WHAT TO WORK ON >>
Extract and list every line that contains the word "name".

----

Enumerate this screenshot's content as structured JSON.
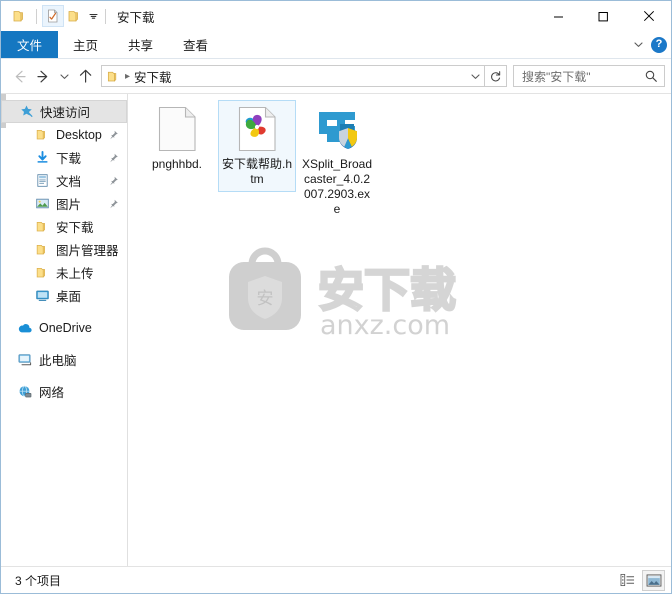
{
  "window": {
    "title": "安下载",
    "minimize_label": "最小化",
    "maximize_label": "最大化",
    "close_label": "关闭"
  },
  "quick_access_toolbar": {
    "items": [
      {
        "name": "folder-icon",
        "label": "属性菜单"
      },
      {
        "name": "properties-icon",
        "label": "属性"
      },
      {
        "name": "new-folder-icon",
        "label": "新建文件夹"
      }
    ],
    "customize_label": "自定义快速访问工具栏"
  },
  "ribbon": {
    "tabs": [
      {
        "id": "file",
        "label": "文件"
      },
      {
        "id": "home",
        "label": "主页"
      },
      {
        "id": "share",
        "label": "共享"
      },
      {
        "id": "view",
        "label": "查看"
      }
    ],
    "active_tab": "文件",
    "collapse_label": "展开功能区",
    "help_label": "?",
    "accent_color": "#1577c1"
  },
  "navigation": {
    "back_label": "后退",
    "forward_label": "前进",
    "recent_label": "最近浏览的位置",
    "up_label": "上移一级",
    "breadcrumb": [
      {
        "label": "安下载"
      }
    ],
    "address_dropdown_label": "以前的位置",
    "refresh_label": "刷新",
    "search": {
      "placeholder": "搜索\"安下载\"",
      "value": ""
    }
  },
  "sidebar": {
    "items": [
      {
        "label": "快速访问",
        "icon": "star-pin-icon",
        "level": 0,
        "selected": true,
        "pinned": false
      },
      {
        "label": "Desktop",
        "icon": "folder-icon",
        "level": 1,
        "selected": false,
        "pinned": true
      },
      {
        "label": "下载",
        "icon": "downloads-icon",
        "level": 1,
        "selected": false,
        "pinned": true
      },
      {
        "label": "文档",
        "icon": "documents-icon",
        "level": 1,
        "selected": false,
        "pinned": true
      },
      {
        "label": "图片",
        "icon": "pictures-icon",
        "level": 1,
        "selected": false,
        "pinned": true
      },
      {
        "label": "安下载",
        "icon": "folder-icon",
        "level": 1,
        "selected": false,
        "pinned": false
      },
      {
        "label": "图片管理器",
        "icon": "folder-icon",
        "level": 1,
        "selected": false,
        "pinned": false
      },
      {
        "label": "未上传",
        "icon": "folder-icon",
        "level": 1,
        "selected": false,
        "pinned": false
      },
      {
        "label": "桌面",
        "icon": "desktop-icon",
        "level": 1,
        "selected": false,
        "pinned": false
      },
      {
        "label": "OneDrive",
        "icon": "onedrive-icon",
        "level": 0,
        "selected": false,
        "pinned": false
      },
      {
        "label": "此电脑",
        "icon": "this-pc-icon",
        "level": 0,
        "selected": false,
        "pinned": false
      },
      {
        "label": "网络",
        "icon": "network-icon",
        "level": 0,
        "selected": false,
        "pinned": false
      }
    ]
  },
  "files": [
    {
      "name": "pnghhbd.",
      "icon": "blank-document-icon",
      "selected": false
    },
    {
      "name": "安下载帮助.htm",
      "icon": "chrome-html-icon",
      "selected": true
    },
    {
      "name": "XSplit_Broadcaster_4.0.2007.2903.exe",
      "icon": "xsplit-exe-icon",
      "selected": false
    }
  ],
  "watermark": {
    "text": "安下载",
    "url": "anxz.com"
  },
  "statusbar": {
    "item_count": "3 个项目",
    "views": [
      {
        "id": "details",
        "label": "详细信息",
        "active": false
      },
      {
        "id": "large-icons",
        "label": "大图标",
        "active": true
      }
    ]
  }
}
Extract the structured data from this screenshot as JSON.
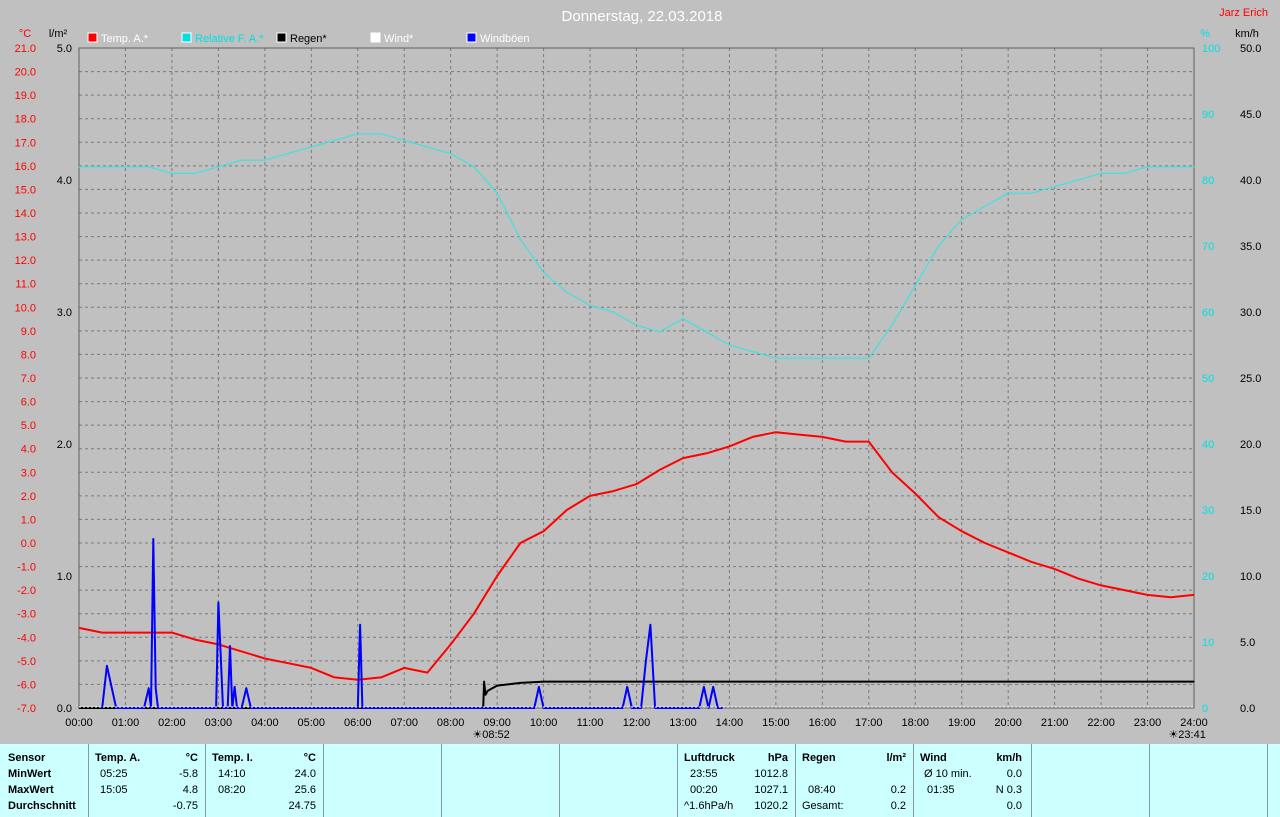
{
  "header": {
    "title": "Donnerstag, 22.03.2018",
    "station": "Jarz Erich"
  },
  "colors": {
    "temp": "#ff0000",
    "pressure": "#00e0e0",
    "rain": "#000000",
    "wind": "#ffffff",
    "gusts": "#0000ff",
    "background": "#c0c0c0",
    "grid": "#808080",
    "table_bg": "#ccffff"
  },
  "axes": {
    "temp_unit": "°C",
    "rain_unit": "l/m²",
    "pressure_unit": "%",
    "wind_unit": "km/h",
    "temp_ticks": [
      "21.0",
      "20.0",
      "19.0",
      "18.0",
      "17.0",
      "16.0",
      "15.0",
      "14.0",
      "13.0",
      "12.0",
      "11.0",
      "10.0",
      "9.0",
      "8.0",
      "7.0",
      "6.0",
      "5.0",
      "4.0",
      "3.0",
      "2.0",
      "1.0",
      "0.0",
      "-1.0",
      "-2.0",
      "-3.0",
      "-4.0",
      "-5.0",
      "-6.0",
      "-7.0"
    ],
    "rain_ticks": [
      "5.0",
      "4.0",
      "3.0",
      "2.0",
      "1.0",
      "0.0"
    ],
    "pressure_ticks": [
      "100",
      "90",
      "80",
      "70",
      "60",
      "50",
      "40",
      "30",
      "20",
      "10",
      "0"
    ],
    "wind_ticks": [
      "50.0",
      "45.0",
      "40.0",
      "35.0",
      "30.0",
      "25.0",
      "20.0",
      "15.0",
      "10.0",
      "5.0",
      "0.0"
    ],
    "time_ticks": [
      "00:00",
      "01:00",
      "02:00",
      "03:00",
      "04:00",
      "05:00",
      "06:00",
      "07:00",
      "08:00",
      "09:00",
      "10:00",
      "11:00",
      "12:00",
      "13:00",
      "14:00",
      "15:00",
      "16:00",
      "17:00",
      "18:00",
      "19:00",
      "20:00",
      "21:00",
      "22:00",
      "23:00",
      "24:00"
    ],
    "sunrise_label": "08:52",
    "sunset_label": "23:41"
  },
  "legend": [
    {
      "label": "Temp. A.*",
      "color": "#ff0000"
    },
    {
      "label": "Relative F. A.*",
      "color": "#00e0e0"
    },
    {
      "label": "Regen*",
      "color": "#000000"
    },
    {
      "label": "Wind*",
      "color": "#ffffff"
    },
    {
      "label": "Windböen",
      "color": "#0000ff"
    }
  ],
  "chart_data": {
    "type": "line",
    "xlabel": "",
    "xlim": [
      0,
      24
    ],
    "series": [
      {
        "name": "Temp. A.*",
        "axis": "°C",
        "ylim": [
          -7,
          21
        ],
        "x": [
          0,
          0.5,
          1,
          1.5,
          2,
          2.5,
          3,
          3.5,
          4,
          4.5,
          5,
          5.5,
          6,
          6.5,
          7,
          7.5,
          8,
          8.5,
          9,
          9.5,
          10,
          10.5,
          11,
          11.5,
          12,
          12.5,
          13,
          13.5,
          14,
          14.5,
          15,
          15.5,
          16,
          16.5,
          17,
          17.5,
          18,
          18.5,
          19,
          19.5,
          20,
          20.5,
          21,
          21.5,
          22,
          22.5,
          23,
          23.5,
          24
        ],
        "y": [
          -3.6,
          -3.8,
          -3.8,
          -3.8,
          -3.8,
          -4.1,
          -4.3,
          -4.6,
          -4.9,
          -5.1,
          -5.3,
          -5.7,
          -5.8,
          -5.7,
          -5.3,
          -5.5,
          -4.3,
          -3.0,
          -1.4,
          0.0,
          0.5,
          1.4,
          2.0,
          2.2,
          2.5,
          3.1,
          3.6,
          3.8,
          4.1,
          4.5,
          4.7,
          4.6,
          4.5,
          4.3,
          4.3,
          3.0,
          2.1,
          1.1,
          0.5,
          0.0,
          -0.4,
          -0.8,
          -1.1,
          -1.5,
          -1.8,
          -2.0,
          -2.2,
          -2.3,
          -2.2
        ]
      },
      {
        "name": "Relative F. A.*",
        "axis": "%",
        "ylim": [
          0,
          100
        ],
        "x": [
          0,
          0.5,
          1,
          1.5,
          2,
          2.5,
          3,
          3.5,
          4,
          4.5,
          5,
          5.5,
          6,
          6.5,
          7,
          7.5,
          8,
          8.5,
          9,
          9.5,
          10,
          10.5,
          11,
          11.5,
          12,
          12.5,
          13,
          13.5,
          14,
          14.5,
          15,
          15.5,
          16,
          16.5,
          17,
          17.5,
          18,
          18.5,
          19,
          19.5,
          20,
          20.5,
          21,
          21.5,
          22,
          22.5,
          23,
          23.5,
          24
        ],
        "y": [
          82,
          82,
          82,
          82,
          81,
          81,
          82,
          83,
          83,
          84,
          85,
          86,
          87,
          87,
          86,
          85,
          84,
          82,
          78,
          71,
          66,
          63,
          61,
          60,
          58,
          57,
          59,
          57,
          55,
          54,
          53,
          53,
          53,
          53,
          53,
          58,
          64,
          70,
          74,
          76,
          78,
          78,
          79,
          80,
          81,
          81,
          82,
          82,
          82
        ]
      },
      {
        "name": "Regen*",
        "axis": "l/m²",
        "ylim": [
          0,
          5
        ],
        "x": [
          0,
          8.7,
          8.72,
          8.75,
          8.8,
          9,
          9.5,
          10,
          24
        ],
        "y": [
          0,
          0,
          0.2,
          0.1,
          0.13,
          0.17,
          0.19,
          0.2,
          0.2
        ]
      },
      {
        "name": "Windböen",
        "axis": "km/h",
        "ylim": [
          0,
          50
        ],
        "x": [
          0.5,
          0.6,
          0.8,
          1.4,
          1.5,
          1.55,
          1.6,
          1.65,
          1.7,
          1.8,
          2.95,
          3.0,
          3.1,
          3.2,
          3.25,
          3.3,
          3.35,
          3.4,
          3.5,
          3.6,
          3.7,
          3.8,
          3.9,
          6.0,
          6.05,
          6.1,
          6.2,
          9.8,
          9.9,
          10.0,
          11.7,
          11.8,
          11.9,
          12.1,
          12.2,
          12.3,
          12.4,
          13.35,
          13.45,
          13.55,
          13.65,
          13.75,
          13.85
        ],
        "y": [
          0,
          3.2,
          0,
          0,
          1.5,
          0,
          12.8,
          1.5,
          0,
          0,
          0,
          8,
          0,
          0,
          4.7,
          0,
          1.6,
          0,
          0,
          1.5,
          0,
          0,
          0,
          0,
          6.3,
          0,
          0,
          0,
          1.6,
          0,
          0,
          1.6,
          0,
          0,
          3.5,
          6.3,
          0,
          0,
          1.6,
          0,
          1.6,
          0,
          0
        ]
      }
    ]
  },
  "table": {
    "headers": {
      "sensor": "Sensor",
      "temp_a": "Temp. A.",
      "temp_a_unit": "°C",
      "temp_i": "Temp. I.",
      "temp_i_unit": "°C",
      "pressure": "Luftdruck",
      "pressure_unit": "hPa",
      "rain": "Regen",
      "rain_unit": "l/m²",
      "wind": "Wind",
      "wind_unit": "km/h"
    },
    "rows": [
      {
        "label": "MinWert",
        "ta_time": "05:25",
        "ta_val": "-5.8",
        "ti_time": "14:10",
        "ti_val": "24.0",
        "p_time": "23:55",
        "p_val": "1012.8",
        "r_time": "",
        "r_val": "",
        "w_time": "Ø 10 min.",
        "w_val": "0.0"
      },
      {
        "label": "MaxWert",
        "ta_time": "15:05",
        "ta_val": "4.8",
        "ti_time": "08:20",
        "ti_val": "25.6",
        "p_time": "00:20",
        "p_val": "1027.1",
        "r_time": "08:40",
        "r_val": "0.2",
        "w_time": "01:35",
        "w_val": "N 0.3"
      },
      {
        "label": "Durchschnitt",
        "ta_time": "",
        "ta_val": "-0.75",
        "ti_time": "",
        "ti_val": "24.75",
        "p_time": "^1.6hPa/h",
        "p_val": "1020.2",
        "r_time": "Gesamt:",
        "r_val": "0.2",
        "w_time": "",
        "w_val": "0.0"
      }
    ]
  }
}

----

FINISHED TASK >>
        "name": "folder-icon",
        "name": "properties-icon",
        "name": "new-folder-icon",
      "name": "pnghhbd.",
      "name": "安下载帮助.htm",
      "name": "XSplit_Broadcaster_4.0.2007.2903.exe",
        "name": "Temp. A.*",
        "name": "Relative F. A.*",
        "name": "Regen*",
        "name": "Windböen",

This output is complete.